■ WHAT YOU WILL DO ■
a. Condense the paragraph of the PRIDE text that begins "Under the auspices of their foundation" into a short bulleted list that keeps its main facts.
b. According to the PRIDE text, what percentage was the import tariff on alternative-energy systems and parts that the Turks and Caicos government waived in 1980?
c. Pick up the text on PRIDE's work in the Turks and Caicos after its last sentence and continue it.

■ TEXT SHOWN ■
┄┄┄┄┄┄┄┄┄┄
It's a movement that's been evolving with the work performed by PRIDE in the Turks and Caicos over the last five years.
In an era when it may take five years to even complete a feasibility study in more bureaucratic societies, the accomplishments of the mostly unpaid PRIDE workers have been impressive.
* They were able to persuade the government of the Turks and Caicos to become the first Caribbean entity to waive its (26 percent) import tariff on alternative-energy systems and parts in 1980.
* Under the auspices of their foundation and Trade Wind Industries Ltd., the locally incorporated company, they have erected a dozen wind-powered devices to provide energy to pump water for irrigation systems, power airport communications, and run home refrigeration units throughout the Turks and Caicos.
There are larger single systems elsewhere, but the 200-watt and one-kilowatt systems installed by PRIDE are the most extensive in the area.
* Working with Volunteers in Technical Assistance (VITA), they installed a one-kilowatt Bergey wind generator atop a 45-foot octahedron tower on Antigua in the eastern Caribbean. The wind system directly powers an irrigation system that has returned 70 acres of arid government-owned land to agricultural productivity.
* They've worked to revive the diminishing queen conch population, the country's major export commodity, with conch mariculture. If the conch hatchery, located near the foundation's 40-foot geodesic dome and wet lab on Pine Cay, is successful, workers may be able to seed local waters with millions of juvenile conch.
┄┄┄┄┄┄┄┄┄┄
■ SUPPLIED ENTRIES ■
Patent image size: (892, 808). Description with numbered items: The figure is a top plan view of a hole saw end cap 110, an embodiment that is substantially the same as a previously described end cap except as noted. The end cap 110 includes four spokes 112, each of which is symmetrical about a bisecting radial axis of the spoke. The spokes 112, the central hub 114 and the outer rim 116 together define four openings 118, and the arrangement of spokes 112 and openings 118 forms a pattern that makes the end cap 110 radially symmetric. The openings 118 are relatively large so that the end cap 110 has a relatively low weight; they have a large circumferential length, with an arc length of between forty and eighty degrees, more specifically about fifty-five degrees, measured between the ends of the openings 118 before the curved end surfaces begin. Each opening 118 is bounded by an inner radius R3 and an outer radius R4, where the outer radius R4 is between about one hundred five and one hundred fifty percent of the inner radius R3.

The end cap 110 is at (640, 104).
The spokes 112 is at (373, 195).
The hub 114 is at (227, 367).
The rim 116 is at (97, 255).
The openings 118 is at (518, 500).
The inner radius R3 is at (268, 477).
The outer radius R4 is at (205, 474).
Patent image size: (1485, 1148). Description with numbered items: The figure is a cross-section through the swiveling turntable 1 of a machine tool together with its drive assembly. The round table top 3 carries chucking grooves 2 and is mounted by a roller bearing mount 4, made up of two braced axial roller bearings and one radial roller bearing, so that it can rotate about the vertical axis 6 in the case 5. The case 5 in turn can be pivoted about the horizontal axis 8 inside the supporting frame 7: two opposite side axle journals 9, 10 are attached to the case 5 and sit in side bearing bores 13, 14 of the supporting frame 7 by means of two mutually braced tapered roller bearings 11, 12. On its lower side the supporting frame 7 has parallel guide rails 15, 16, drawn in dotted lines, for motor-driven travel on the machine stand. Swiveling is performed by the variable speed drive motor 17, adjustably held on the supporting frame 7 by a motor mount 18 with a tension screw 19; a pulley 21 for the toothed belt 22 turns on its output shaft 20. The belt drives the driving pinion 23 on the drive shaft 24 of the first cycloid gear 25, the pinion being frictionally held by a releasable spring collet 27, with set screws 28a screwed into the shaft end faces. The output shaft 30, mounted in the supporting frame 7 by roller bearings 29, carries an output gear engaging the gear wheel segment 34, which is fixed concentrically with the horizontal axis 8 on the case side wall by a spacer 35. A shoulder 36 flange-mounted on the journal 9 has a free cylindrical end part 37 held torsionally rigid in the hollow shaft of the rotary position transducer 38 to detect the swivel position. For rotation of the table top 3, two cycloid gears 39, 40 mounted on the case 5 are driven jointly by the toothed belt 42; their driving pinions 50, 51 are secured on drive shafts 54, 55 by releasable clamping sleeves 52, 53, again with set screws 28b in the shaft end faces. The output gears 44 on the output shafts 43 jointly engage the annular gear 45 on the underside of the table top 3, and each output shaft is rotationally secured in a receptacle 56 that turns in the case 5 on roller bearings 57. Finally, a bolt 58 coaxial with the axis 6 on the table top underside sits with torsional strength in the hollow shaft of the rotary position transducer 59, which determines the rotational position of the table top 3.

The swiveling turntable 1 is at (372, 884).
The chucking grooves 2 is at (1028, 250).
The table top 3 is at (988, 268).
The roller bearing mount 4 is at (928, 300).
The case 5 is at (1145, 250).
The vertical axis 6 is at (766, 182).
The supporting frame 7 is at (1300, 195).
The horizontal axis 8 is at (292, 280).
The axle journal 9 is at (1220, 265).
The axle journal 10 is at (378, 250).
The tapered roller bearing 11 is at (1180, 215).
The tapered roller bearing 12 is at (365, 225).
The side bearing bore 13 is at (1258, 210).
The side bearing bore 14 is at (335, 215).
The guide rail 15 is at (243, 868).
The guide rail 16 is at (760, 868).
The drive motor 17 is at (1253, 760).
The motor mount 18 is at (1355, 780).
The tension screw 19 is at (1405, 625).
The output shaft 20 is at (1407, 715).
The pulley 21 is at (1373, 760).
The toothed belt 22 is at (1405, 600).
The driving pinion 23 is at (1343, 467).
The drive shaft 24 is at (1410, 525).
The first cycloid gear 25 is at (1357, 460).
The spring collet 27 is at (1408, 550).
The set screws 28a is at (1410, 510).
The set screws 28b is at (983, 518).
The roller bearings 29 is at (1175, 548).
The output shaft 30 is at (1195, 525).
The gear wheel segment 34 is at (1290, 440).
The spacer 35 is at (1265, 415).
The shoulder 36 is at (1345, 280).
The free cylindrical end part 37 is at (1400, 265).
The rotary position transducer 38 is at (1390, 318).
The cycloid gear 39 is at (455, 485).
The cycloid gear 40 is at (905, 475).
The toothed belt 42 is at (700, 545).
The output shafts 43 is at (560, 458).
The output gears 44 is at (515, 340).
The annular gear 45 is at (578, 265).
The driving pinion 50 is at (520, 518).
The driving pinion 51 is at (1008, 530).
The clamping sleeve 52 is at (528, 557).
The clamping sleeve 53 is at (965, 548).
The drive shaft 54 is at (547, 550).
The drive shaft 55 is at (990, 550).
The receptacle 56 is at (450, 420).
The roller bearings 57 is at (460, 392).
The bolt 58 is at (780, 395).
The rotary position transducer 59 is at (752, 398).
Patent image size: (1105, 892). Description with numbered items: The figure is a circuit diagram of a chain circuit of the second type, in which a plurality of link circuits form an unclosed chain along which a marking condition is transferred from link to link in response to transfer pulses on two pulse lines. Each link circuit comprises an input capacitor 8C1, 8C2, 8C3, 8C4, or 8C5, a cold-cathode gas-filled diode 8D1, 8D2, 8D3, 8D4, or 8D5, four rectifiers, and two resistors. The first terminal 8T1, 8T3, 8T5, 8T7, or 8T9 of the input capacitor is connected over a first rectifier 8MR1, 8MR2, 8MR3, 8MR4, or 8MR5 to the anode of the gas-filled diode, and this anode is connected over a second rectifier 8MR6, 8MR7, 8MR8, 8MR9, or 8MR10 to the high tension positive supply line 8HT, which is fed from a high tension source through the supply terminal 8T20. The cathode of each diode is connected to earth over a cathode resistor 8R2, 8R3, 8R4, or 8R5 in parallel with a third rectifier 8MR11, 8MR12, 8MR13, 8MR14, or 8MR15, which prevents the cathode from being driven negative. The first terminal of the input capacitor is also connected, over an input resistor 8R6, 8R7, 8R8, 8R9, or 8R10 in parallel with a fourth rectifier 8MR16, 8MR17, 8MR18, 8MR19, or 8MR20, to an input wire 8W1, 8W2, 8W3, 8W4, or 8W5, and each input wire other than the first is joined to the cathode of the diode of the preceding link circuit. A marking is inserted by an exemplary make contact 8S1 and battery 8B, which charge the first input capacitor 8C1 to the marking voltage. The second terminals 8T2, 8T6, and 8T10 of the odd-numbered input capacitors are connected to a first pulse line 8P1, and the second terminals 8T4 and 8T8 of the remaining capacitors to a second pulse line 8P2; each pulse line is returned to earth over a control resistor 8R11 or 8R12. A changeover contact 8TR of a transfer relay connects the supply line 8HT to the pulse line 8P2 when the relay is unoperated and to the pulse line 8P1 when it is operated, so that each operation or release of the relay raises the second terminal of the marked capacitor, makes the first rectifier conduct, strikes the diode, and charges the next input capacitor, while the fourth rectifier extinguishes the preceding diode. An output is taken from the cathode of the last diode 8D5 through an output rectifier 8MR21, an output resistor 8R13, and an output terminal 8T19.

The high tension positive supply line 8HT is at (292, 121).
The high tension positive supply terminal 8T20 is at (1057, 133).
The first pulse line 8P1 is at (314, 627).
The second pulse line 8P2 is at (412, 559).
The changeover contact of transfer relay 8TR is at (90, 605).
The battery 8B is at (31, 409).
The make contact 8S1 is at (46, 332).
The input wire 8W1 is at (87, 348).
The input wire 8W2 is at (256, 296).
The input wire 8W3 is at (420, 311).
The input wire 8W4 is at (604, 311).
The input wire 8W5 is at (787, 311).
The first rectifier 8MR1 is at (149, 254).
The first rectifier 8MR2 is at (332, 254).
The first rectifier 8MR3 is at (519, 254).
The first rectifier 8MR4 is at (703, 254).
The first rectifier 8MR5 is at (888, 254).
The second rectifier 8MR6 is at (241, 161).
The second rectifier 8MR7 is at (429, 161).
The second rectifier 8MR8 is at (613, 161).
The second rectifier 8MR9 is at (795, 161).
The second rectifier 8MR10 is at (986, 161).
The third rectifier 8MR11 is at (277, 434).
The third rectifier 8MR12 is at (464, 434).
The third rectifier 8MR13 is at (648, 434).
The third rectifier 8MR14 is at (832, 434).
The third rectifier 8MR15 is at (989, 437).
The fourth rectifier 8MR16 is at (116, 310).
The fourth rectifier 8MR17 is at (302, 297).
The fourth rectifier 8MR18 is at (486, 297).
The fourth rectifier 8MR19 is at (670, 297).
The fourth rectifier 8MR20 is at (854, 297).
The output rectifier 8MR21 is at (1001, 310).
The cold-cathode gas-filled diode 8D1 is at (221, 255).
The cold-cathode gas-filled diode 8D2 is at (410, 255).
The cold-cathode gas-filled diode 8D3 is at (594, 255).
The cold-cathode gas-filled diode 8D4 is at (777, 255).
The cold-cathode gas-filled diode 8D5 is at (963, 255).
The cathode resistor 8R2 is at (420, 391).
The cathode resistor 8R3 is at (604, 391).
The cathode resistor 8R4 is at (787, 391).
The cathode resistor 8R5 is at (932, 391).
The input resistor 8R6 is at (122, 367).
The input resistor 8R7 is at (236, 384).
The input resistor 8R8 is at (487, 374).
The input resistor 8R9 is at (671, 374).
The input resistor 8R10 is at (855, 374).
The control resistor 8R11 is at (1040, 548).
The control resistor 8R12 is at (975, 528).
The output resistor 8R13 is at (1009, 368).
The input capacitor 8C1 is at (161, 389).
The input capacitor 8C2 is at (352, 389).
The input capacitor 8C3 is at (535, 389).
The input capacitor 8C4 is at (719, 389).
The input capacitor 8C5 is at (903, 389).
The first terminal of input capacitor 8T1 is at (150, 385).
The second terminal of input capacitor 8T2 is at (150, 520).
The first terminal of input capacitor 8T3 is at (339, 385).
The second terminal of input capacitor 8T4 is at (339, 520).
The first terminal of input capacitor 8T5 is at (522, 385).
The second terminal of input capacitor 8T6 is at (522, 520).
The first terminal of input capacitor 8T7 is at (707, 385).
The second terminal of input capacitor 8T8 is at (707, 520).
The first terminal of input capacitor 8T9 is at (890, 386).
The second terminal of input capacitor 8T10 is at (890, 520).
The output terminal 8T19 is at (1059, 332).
┄┄┄┄┄┄┄┄┄┄
■ EXERCISE ANSWERS ■
a.
- Work carried out through PRIDE's foundation and Trade Wind Industries Ltd., a locally incorporated company
- A dozen wind-powered devices erected throughout the Turks and Caicos
- The devices pump water for irrigation, power airport communications, and run home refrigeration units

b. It was 26 percent.

c.
* Hesse, through the cooperation of PRIDE board member Bill Cowles, developer of the Meridian Club on Pine Cay, has promoted the construction of a 11/2-acre solar salt pond to provide energy.
* Other projects include encouraging local farmers to mulch and compost from readily available wastes to avoid having to import fertilizer or heavily use irrigation; and designing low-draft, tri-hulled sail craft for transportation and fishing uses to replace motored craft.
The CRE concept was launched earlier this year after the Rockefeller Brothers Foundation, which also helps support PRIDE, responded to Mr. Hesse's proposal with $100,000 in start-up monies. Operational funds to carry CRE over the next three years are being sought from the Organization of American States and others. The ultimate goal is to establish the co-op as a self-supporting consortium of hardware manufacturers, buyers, and resource personnel.
Targeted for special attention during the outset are the British Virgin Islands, Jamaica, St. Lucia, Haiti, Antigua, and the Turks and Caicos.